Stated goal | Everything in the listing except the pictures should be written out exactly.

Exercise input |
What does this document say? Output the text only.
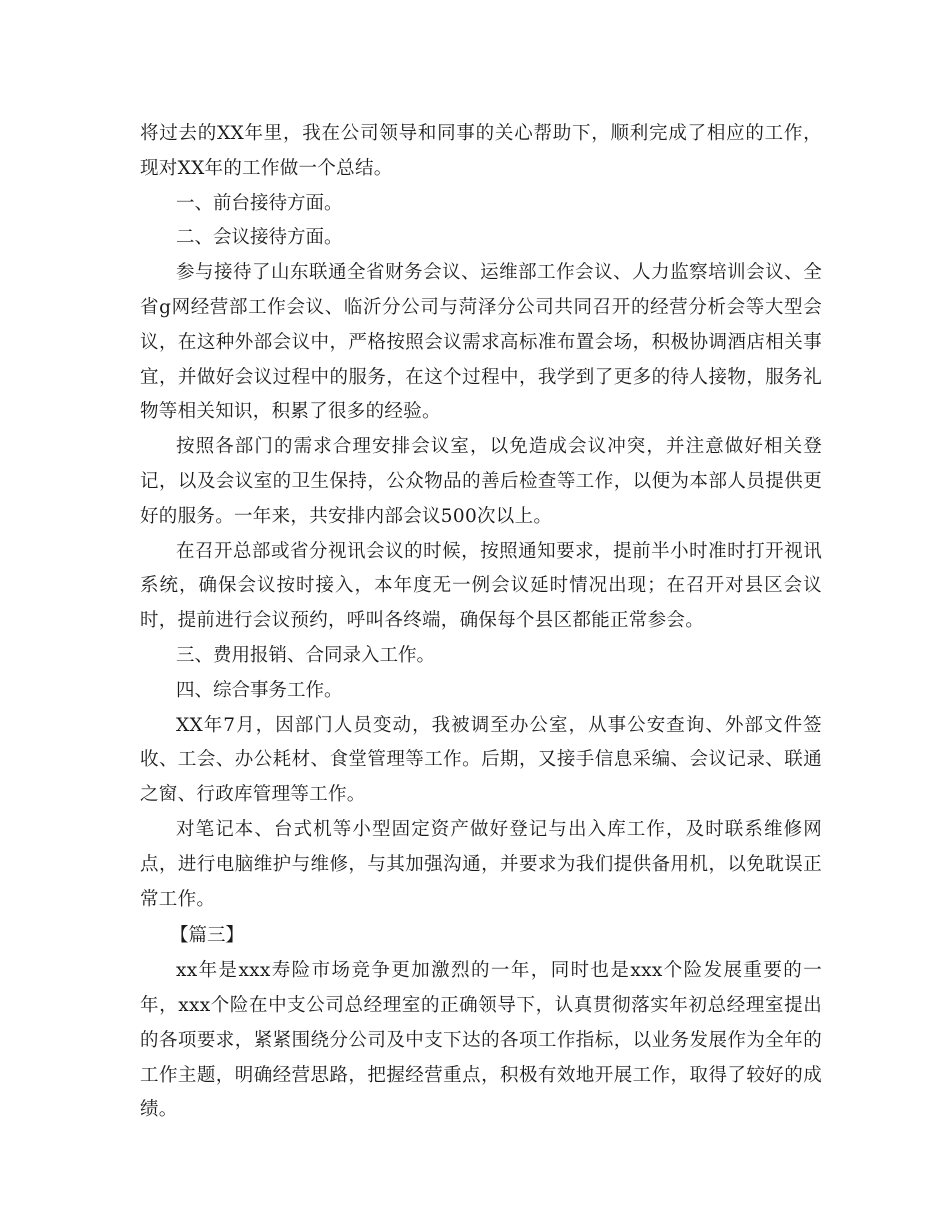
将过去的XX年里，我在公司领导和同事的关心帮助下，顺利完成了相应的工作，现对XX年的工作做一个总结。

一、前台接待方面。

二、会议接待方面。

参与接待了山东联通全省财务会议、运维部工作会议、人力监察培训会议、全省g网经营部工作会议、临沂分公司与菏泽分公司共同召开的经营分析会等大型会议，在这种外部会议中，严格按照会议需求高标准布置会场，积极协调酒店相关事宜，并做好会议过程中的服务，在这个过程中，我学到了更多的待人接物，服务礼物等相关知识，积累了很多的经验。

按照各部门的需求合理安排会议室，以免造成会议冲突，并注意做好相关登记，以及会议室的卫生保持，公众物品的善后检查等工作，以便为本部人员提供更好的服务。一年来，共安排内部会议500次以上。

在召开总部或省分视讯会议的时候，按照通知要求，提前半小时准时打开视讯系统，确保会议按时接入，本年度无一例会议延时情况出现；在召开对县区会议时，提前进行会议预约，呼叫各终端，确保每个县区都能正常参会。

三、费用报销、合同录入工作。

四、综合事务工作。

XX年7月，因部门人员变动，我被调至办公室，从事公安查询、外部文件签收、工会、办公耗材、食堂管理等工作。后期，又接手信息采编、会议记录、联通之窗、行政库管理等工作。

对笔记本、台式机等小型固定资产做好登记与出入库工作，及时联系维修网点，进行电脑维护与维修，与其加强沟通，并要求为我们提供备用机，以免耽误正常工作。

【篇三】

xx年是xxx寿险市场竞争更加激烈的一年，同时也是xxx个险发展重要的一年，xxx个险在中支公司总经理室的正确领导下，认真贯彻落实年初总经理室提出的各项要求，紧紧围绕分公司及中支下达的各项工作指标，以业务发展作为全年的工作主题，明确经营思路，把握经营重点，积极有效地开展工作，取得了较好的成绩。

Solution to this exercise |
What does this document say? Output the text only.
将过去的XX年里，我在公司领导和同事的关心帮助下，顺利完成了相应的工作，现对XX年的工作做一个总结。

一、前台接待方面。

二、会议接待方面。

参与接待了山东联通全省财务会议、运维部工作会议、人力监察培训会议、全省g网经营部工作会议、临沂分公司与菏泽分公司共同召开的经营分析会等大型会议，在这种外部会议中，严格按照会议需求高标准布置会场，积极协调酒店相关事宜，并做好会议过程中的服务，在这个过程中，我学到了更多的待人接物，服务礼物等相关知识，积累了很多的经验。

按照各部门的需求合理安排会议室，以免造成会议冲突，并注意做好相关登记，以及会议室的卫生保持，公众物品的善后检查等工作，以便为本部人员提供更好的服务。一年来，共安排内部会议500次以上。

在召开总部或省分视讯会议的时候，按照通知要求，提前半小时准时打开视讯系统，确保会议按时接入，本年度无一例会议延时情况出现；在召开对县区会议时，提前进行会议预约，呼叫各终端，确保每个县区都能正常参会。

三、费用报销、合同录入工作。

四、综合事务工作。

XX年7月，因部门人员变动，我被调至办公室，从事公安查询、外部文件签收、工会、办公耗材、食堂管理等工作。后期，又接手信息采编、会议记录、联通之窗、行政库管理等工作。

对笔记本、台式机等小型固定资产做好登记与出入库工作，及时联系维修网点，进行电脑维护与维修，与其加强沟通，并要求为我们提供备用机，以免耽误正常工作。

【篇三】

xx年是xxx寿险市场竞争更加激烈的一年，同时也是xxx个险发展重要的一年，xxx个险在中支公司总经理室的正确领导下，认真贯彻落实年初总经理室提出的各项要求，紧紧围绕分公司及中支下达的各项工作指标，以业务发展作为全年的工作主题，明确经营思路，把握经营重点，积极有效地开展工作，取得了较好的成绩。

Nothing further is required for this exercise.